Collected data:
****************
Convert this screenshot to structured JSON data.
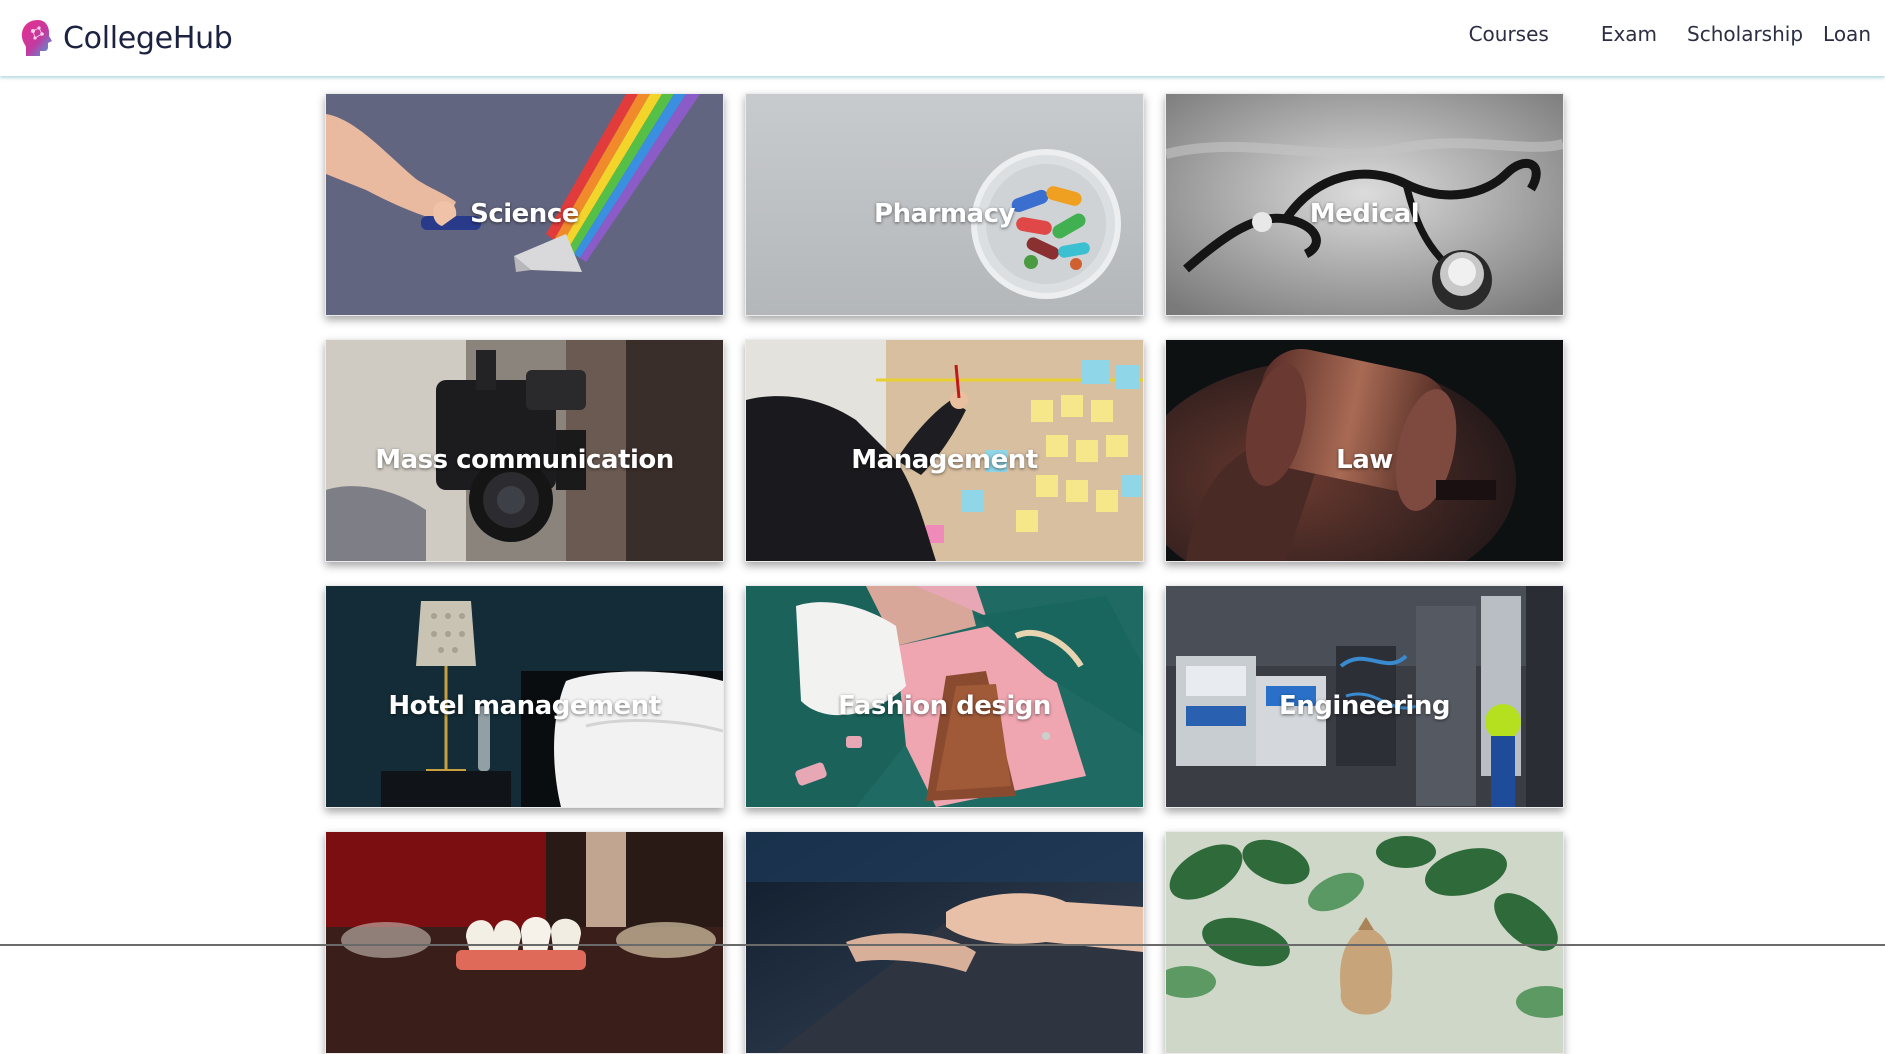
{
  "brand": {
    "name": "CollegeHub",
    "logo_icon": "brain-head-logo-icon"
  },
  "nav": {
    "links": [
      "Courses",
      "Exam",
      "Scholarship",
      "Loan"
    ]
  },
  "courses": [
    {
      "label": "Science",
      "image": "prism-rainbow-image"
    },
    {
      "label": "Pharmacy",
      "image": "pill-capsules-bowl-image"
    },
    {
      "label": "Medical",
      "image": "stethoscope-image"
    },
    {
      "label": "Mass communication",
      "image": "video-camera-image"
    },
    {
      "label": "Management",
      "image": "sticky-notes-board-image"
    },
    {
      "label": "Law",
      "image": "gavel-image"
    },
    {
      "label": "Hotel management",
      "image": "hotel-room-bed-image"
    },
    {
      "label": "Fashion design",
      "image": "clothing-flatlay-image"
    },
    {
      "label": "Engineering",
      "image": "industrial-machinery-image"
    },
    {
      "label": "",
      "image": "dental-teeth-model-image"
    },
    {
      "label": "",
      "image": "typing-keyboard-image"
    },
    {
      "label": "",
      "image": "money-bag-plant-image"
    }
  ]
}
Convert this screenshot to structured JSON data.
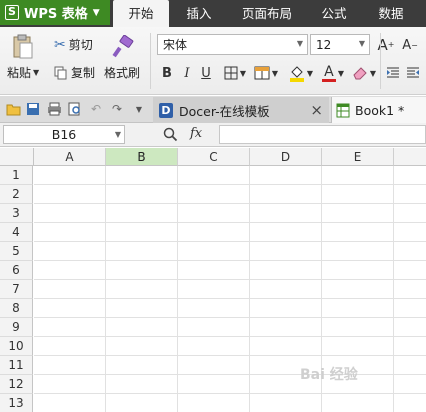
{
  "app": {
    "name": "WPS 表格",
    "logo": "S"
  },
  "menu": {
    "tabs": [
      "开始",
      "插入",
      "页面布局",
      "公式",
      "数据"
    ],
    "active": "开始"
  },
  "ribbon": {
    "paste_label": "粘贴",
    "cut_label": "剪切",
    "copy_label": "复制",
    "format_painter_label": "格式刷",
    "font_name": "宋体",
    "font_size": "12",
    "bold": "B",
    "italic": "I",
    "underline": "U",
    "grow_font": "A",
    "shrink_font": "A",
    "font_color_glyph": "A",
    "accent_green": "#3e8a23",
    "font_color_red": "#d42020",
    "fill_yellow": "#f5d800"
  },
  "tabs": [
    {
      "label": "Docer-在线模板",
      "close": "×"
    },
    {
      "label": "Book1 *"
    }
  ],
  "formula_bar": {
    "cell_ref": "B16",
    "fx": "fx"
  },
  "grid": {
    "columns": [
      "A",
      "B",
      "C",
      "D",
      "E"
    ],
    "selected_column": "B",
    "rows": [
      "1",
      "2",
      "3",
      "4",
      "5",
      "6",
      "7",
      "8",
      "9",
      "10",
      "11",
      "12",
      "13"
    ]
  },
  "watermark": "Bai 经验"
}
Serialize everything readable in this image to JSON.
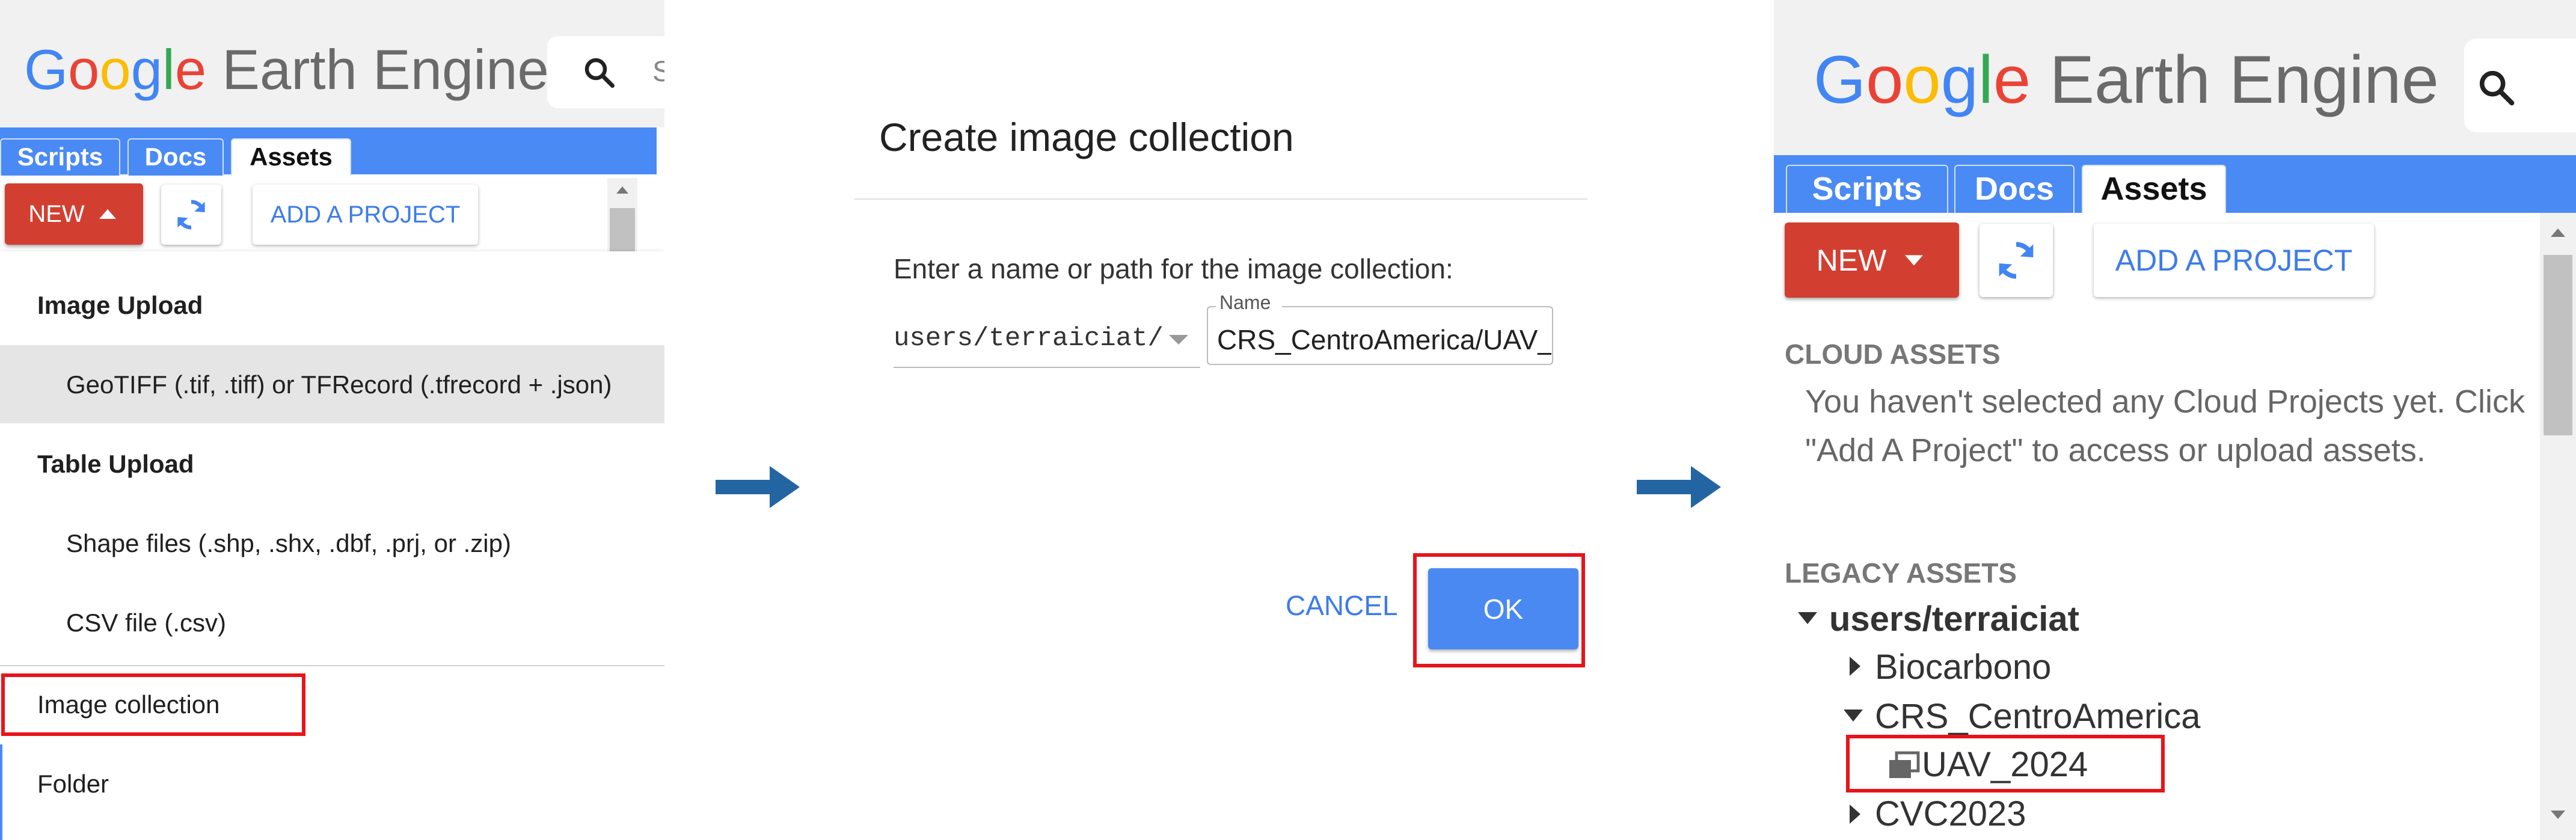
{
  "panel1": {
    "logo": {
      "google": "Google",
      "product": "Earth Engine"
    },
    "search_glyph": "S",
    "tabs": [
      "Scripts",
      "Docs",
      "Assets"
    ],
    "active_tab": "Assets",
    "new_button": "NEW",
    "add_project_button": "ADD A PROJECT",
    "menu": {
      "image_upload_header": "Image Upload",
      "geotiff_item": "GeoTIFF (.tif, .tiff) or TFRecord (.tfrecord + .json)",
      "table_upload_header": "Table Upload",
      "shape_item": "Shape files (.shp, .shx, .dbf, .prj, or .zip)",
      "csv_item": "CSV file (.csv)",
      "image_collection_item": "Image collection",
      "folder_item": "Folder"
    }
  },
  "panel2": {
    "title": "Create image collection",
    "prompt": "Enter a name or path for the image collection:",
    "path_prefix": "users/terraiciat/",
    "name_label": "Name",
    "name_value": "CRS_CentroAmerica/UAV_",
    "cancel_button": "CANCEL",
    "ok_button": "OK"
  },
  "panel3": {
    "logo": {
      "google": "Google",
      "product": "Earth Engine"
    },
    "tabs": [
      "Scripts",
      "Docs",
      "Assets"
    ],
    "active_tab": "Assets",
    "new_button": "NEW",
    "add_project_button": "ADD A PROJECT",
    "cloud_assets_header": "CLOUD ASSETS",
    "cloud_assets_message": "You haven't selected any Cloud Projects yet. Click \"Add A Project\" to access or upload assets.",
    "legacy_assets_header": "LEGACY ASSETS",
    "tree": {
      "root": "users/terraiciat",
      "children": [
        "Biocarbono",
        "CRS_CentroAmerica",
        "CVC2023"
      ],
      "expanded_child": "CRS_CentroAmerica",
      "new_collection": "UAV_2024"
    }
  },
  "colors": {
    "tab_blue": "#4a8af4",
    "new_red": "#d23f31",
    "highlight_red": "#e8141b",
    "arrow_blue": "#2365a3",
    "ok_blue": "#4a89f2",
    "link_blue": "#3d7ce8"
  }
}
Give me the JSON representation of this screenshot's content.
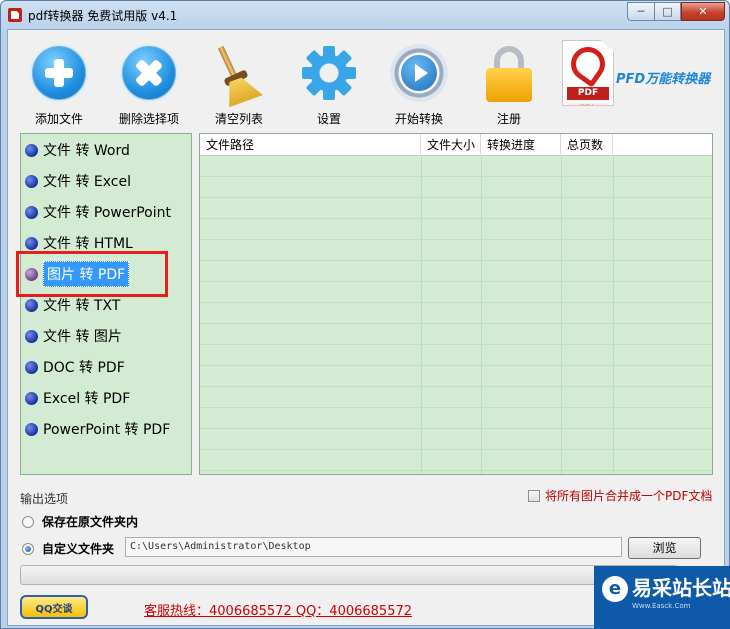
{
  "window": {
    "title": "pdf转换器 免费试用版 v4.1",
    "min": "─",
    "max": "□",
    "close": "✕"
  },
  "toolbar": [
    {
      "id": "add",
      "label": "添加文件",
      "icon": "add-icon"
    },
    {
      "id": "remove",
      "label": "删除选择项",
      "icon": "delete-icon"
    },
    {
      "id": "clear",
      "label": "清空列表",
      "icon": "broom-icon"
    },
    {
      "id": "settings",
      "label": "设置",
      "icon": "gear-icon"
    },
    {
      "id": "start",
      "label": "开始转换",
      "icon": "play-icon"
    },
    {
      "id": "register",
      "label": "注册",
      "icon": "lock-icon"
    }
  ],
  "brand": {
    "logo_text": "PDF",
    "logo_reflection": "bDF",
    "name": "PFD万能转换器"
  },
  "modes": [
    "文件 转 Word",
    "文件 转 Excel",
    "文件 转 PowerPoint",
    "文件 转 HTML",
    "图片 转 PDF",
    "文件 转 TXT",
    "文件 转 图片",
    "DOC 转 PDF",
    "Excel 转 PDF",
    "PowerPoint 转 PDF"
  ],
  "selected_mode_index": 4,
  "table": {
    "columns": [
      "文件路径",
      "文件大小",
      "转换进度",
      "总页数"
    ],
    "rows": []
  },
  "output": {
    "title": "输出选项",
    "merge_label": "将所有图片合并成一个PDF文档",
    "merge_checked": false,
    "option_original": "保存在原文件夹内",
    "option_custom": "自定义文件夹",
    "selected_option": "custom",
    "path_value": "C:\\Users\\Administrator\\Desktop",
    "browse_label": "浏览"
  },
  "progress": {
    "value": 0,
    "label": "0%"
  },
  "footer": {
    "qq_label": "QQ交谈",
    "hotline": "客服热线：4006685572 QQ：4006685572"
  },
  "watermark": {
    "logo": "e",
    "text": "易采站长站",
    "sub": "Www.Easck.Com"
  },
  "colors": {
    "panel_bg": "#d3ebd3",
    "highlight": "#e61e1e",
    "hotline": "#d00000",
    "selection": "#3399ff"
  }
}
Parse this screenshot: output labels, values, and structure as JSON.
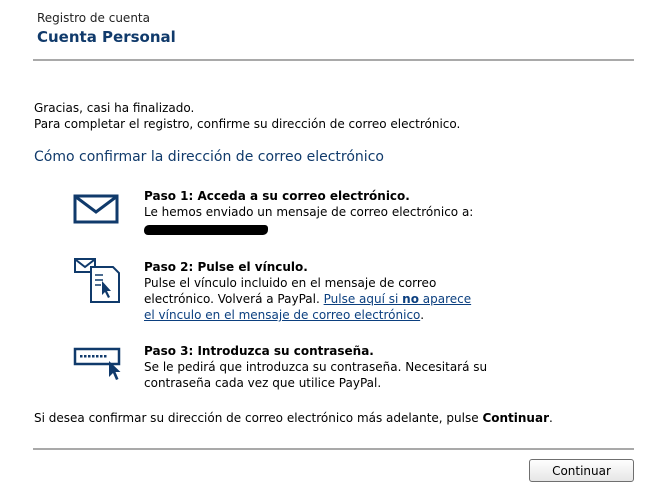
****************
Task description:
Copy every line above word for word and exclude the pictures.

Answer:
Convert this screenshot to structured JSON data.
{
  "brand": {
    "name": "CollegeHub",
    "logo_icon": "brain-head-logo-icon"
  },
  "nav": {
    "links": [
      "Courses",
      "Exam",
      "Scholarship",
      "Loan"
    ]
  },
  "courses": [
    {
      "label": "Science",
      "image": "prism-rainbow-image"
    },
    {
      "label": "Pharmacy",
      "image": "pill-capsules-bowl-image"
    },
    {
      "label": "Medical",
      "image": "stethoscope-image"
    },
    {
      "label": "Mass communication",
      "image": "video-camera-image"
    },
    {
      "label": "Management",
      "image": "sticky-notes-board-image"
    },
    {
      "label": "Law",
      "image": "gavel-image"
    },
    {
      "label": "Hotel management",
      "image": "hotel-room-bed-image"
    },
    {
      "label": "Fashion design",
      "image": "clothing-flatlay-image"
    },
    {
      "label": "Engineering",
      "image": "industrial-machinery-image"
    },
    {
      "label": "",
      "image": "dental-teeth-model-image"
    },
    {
      "label": "",
      "image": "typing-keyboard-image"
    },
    {
      "label": "",
      "image": "money-bag-plant-image"
    }
  ]
}
Convert this screenshot to structured JSON data.
{
  "app": {
    "name": "WPS 表格",
    "logo": "S"
  },
  "menu": {
    "tabs": [
      "开始",
      "插入",
      "页面布局",
      "公式",
      "数据"
    ],
    "active": "开始"
  },
  "ribbon": {
    "paste_label": "粘贴",
    "cut_label": "剪切",
    "copy_label": "复制",
    "format_painter_label": "格式刷",
    "font_name": "宋体",
    "font_size": "12",
    "bold": "B",
    "italic": "I",
    "underline": "U",
    "grow_font": "A",
    "shrink_font": "A",
    "font_color_glyph": "A",
    "accent_green": "#3e8a23",
    "font_color_red": "#d42020",
    "fill_yellow": "#f5d800"
  },
  "tabs": [
    {
      "label": "Docer-在线模板",
      "close": "×"
    },
    {
      "label": "Book1 *"
    }
  ],
  "formula_bar": {
    "cell_ref": "B16",
    "fx": "fx"
  },
  "grid": {
    "columns": [
      "A",
      "B",
      "C",
      "D",
      "E"
    ],
    "selected_column": "B",
    "rows": [
      "1",
      "2",
      "3",
      "4",
      "5",
      "6",
      "7",
      "8",
      "9",
      "10",
      "11",
      "12",
      "13"
    ]
  },
  "watermark": "Bai 经验"
}
Serialize everything readable in this image to JSON.
{
  "panel1": {
    "logo": {
      "google": "Google",
      "product": "Earth Engine"
    },
    "search_glyph": "S",
    "tabs": [
      "Scripts",
      "Docs",
      "Assets"
    ],
    "active_tab": "Assets",
    "new_button": "NEW",
    "add_project_button": "ADD A PROJECT",
    "menu": {
      "image_upload_header": "Image Upload",
      "geotiff_item": "GeoTIFF (.tif, .tiff) or TFRecord (.tfrecord + .json)",
      "table_upload_header": "Table Upload",
      "shape_item": "Shape files (.shp, .shx, .dbf, .prj, or .zip)",
      "csv_item": "CSV file (.csv)",
      "image_collection_item": "Image collection",
      "folder_item": "Folder"
    }
  },
  "panel2": {
    "title": "Create image collection",
    "prompt": "Enter a name or path for the image collection:",
    "path_prefix": "users/terraiciat/",
    "name_label": "Name",
    "name_value": "CRS_CentroAmerica/UAV_",
    "cancel_button": "CANCEL",
    "ok_button": "OK"
  },
  "panel3": {
    "logo": {
      "google": "Google",
      "product": "Earth Engine"
    },
    "tabs": [
      "Scripts",
      "Docs",
      "Assets"
    ],
    "active_tab": "Assets",
    "new_button": "NEW",
    "add_project_button": "ADD A PROJECT",
    "cloud_assets_header": "CLOUD ASSETS",
    "cloud_assets_message": "You haven't selected any Cloud Projects yet. Click \"Add A Project\" to access or upload assets.",
    "legacy_assets_header": "LEGACY ASSETS",
    "tree": {
      "root": "users/terraiciat",
      "children": [
        "Biocarbono",
        "CRS_CentroAmerica",
        "CVC2023"
      ],
      "expanded_child": "CRS_CentroAmerica",
      "new_collection": "UAV_2024"
    }
  },
  "colors": {
    "tab_blue": "#4a8af4",
    "new_red": "#d23f31",
    "highlight_red": "#e8141b",
    "arrow_blue": "#2365a3",
    "ok_blue": "#4a89f2",
    "link_blue": "#3d7ce8"
  }
}
Give me the JSON representation of this screenshot's content.
{
  "window": {
    "title": "pdf转换器 免费试用版 v4.1",
    "min": "─",
    "max": "□",
    "close": "✕"
  },
  "toolbar": [
    {
      "id": "add",
      "label": "添加文件",
      "icon": "add-icon"
    },
    {
      "id": "remove",
      "label": "删除选择项",
      "icon": "delete-icon"
    },
    {
      "id": "clear",
      "label": "清空列表",
      "icon": "broom-icon"
    },
    {
      "id": "settings",
      "label": "设置",
      "icon": "gear-icon"
    },
    {
      "id": "start",
      "label": "开始转换",
      "icon": "play-icon"
    },
    {
      "id": "register",
      "label": "注册",
      "icon": "lock-icon"
    }
  ],
  "brand": {
    "logo_text": "PDF",
    "logo_reflection": "bDF",
    "name": "PFD万能转换器"
  },
  "modes": [
    "文件 转 Word",
    "文件 转 Excel",
    "文件 转 PowerPoint",
    "文件 转 HTML",
    "图片 转 PDF",
    "文件 转 TXT",
    "文件 转 图片",
    "DOC 转 PDF",
    "Excel 转 PDF",
    "PowerPoint 转 PDF"
  ],
  "selected_mode_index": 4,
  "table": {
    "columns": [
      "文件路径",
      "文件大小",
      "转换进度",
      "总页数"
    ],
    "rows": []
  },
  "output": {
    "title": "输出选项",
    "merge_label": "将所有图片合并成一个PDF文档",
    "merge_checked": false,
    "option_original": "保存在原文件夹内",
    "option_custom": "自定义文件夹",
    "selected_option": "custom",
    "path_value": "C:\\Users\\Administrator\\Desktop",
    "browse_label": "浏览"
  },
  "progress": {
    "value": 0,
    "label": "0%"
  },
  "footer": {
    "qq_label": "QQ交谈",
    "hotline": "客服热线：4006685572 QQ：4006685572"
  },
  "watermark": {
    "logo": "e",
    "text": "易采站长站",
    "sub": "Www.Easck.Com"
  },
  "colors": {
    "panel_bg": "#d3ebd3",
    "highlight": "#e61e1e",
    "hotline": "#d00000",
    "selection": "#3399ff"
  }
}
Parse this screenshot: output labels, values, and structure as JSON.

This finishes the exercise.